>> start Stored records

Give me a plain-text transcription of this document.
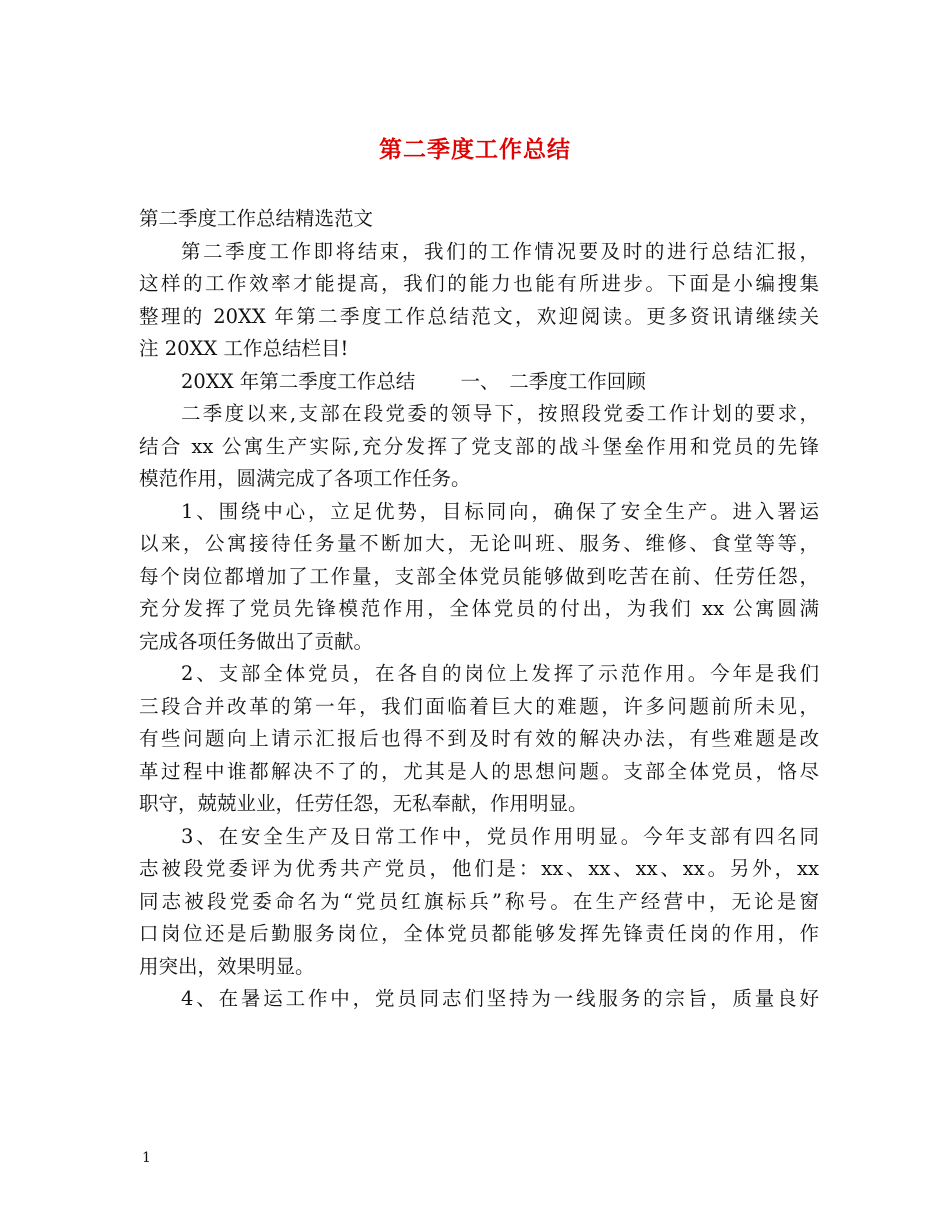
第二季度工作总结
第二季度工作总结精选范文
第二季度工作即将结束，我们的工作情况要及时的进行总结汇报，
这样的工作效率才能提高，我们的能力也能有所进步。下面是小编搜集
整理的 20XX 年第二季度工作总结范文，欢迎阅读。更多资讯请继续关
注 20XX 工作总结栏目!
20XX 年第二季度工作总结　　 一、　二季度工作回顾
二季度以来,支部在段党委的领导下，按照段党委工作计划的要求，
结合 xx 公寓生产实际,充分发挥了党支部的战斗堡垒作用和党员的先锋
模范作用，圆满完成了各项工作任务。
1、围绕中心，立足优势，目标同向，确保了安全生产。进入署运
以来，公寓接待任务量不断加大，无论叫班、服务、维修、食堂等等，
每个岗位都增加了工作量，支部全体党员能够做到吃苦在前、任劳任怨，
充分发挥了党员先锋模范作用，全体党员的付出，为我们 xx 公寓圆满
完成各项任务做出了贡献。
2、支部全体党员，在各自的岗位上发挥了示范作用。今年是我们
三段合并改革的第一年，我们面临着巨大的难题，许多问题前所未见，
有些问题向上请示汇报后也得不到及时有效的解决办法，有些难题是改
革过程中谁都解决不了的，尤其是人的思想问题。支部全体党员，恪尽
职守，兢兢业业，任劳任怨，无私奉献，作用明显。
3、在安全生产及日常工作中，党员作用明显。今年支部有四名同
志被段党委评为优秀共产党员，他们是：xx、xx、xx、xx。另外，xx
同志被段党委命名为“党员红旗标兵”称号。在生产经营中，无论是窗
口岗位还是后勤服务岗位，全体党员都能够发挥先锋责任岗的作用，作
用突出，效果明显。
4、在暑运工作中，党员同志们坚持为一线服务的宗旨，质量良好
1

>> end Stored records

■ Exercise task: Only the number is wanted: how many lines of these entries contain the string "任劳任怨"?

■ Answer for this exercise: 2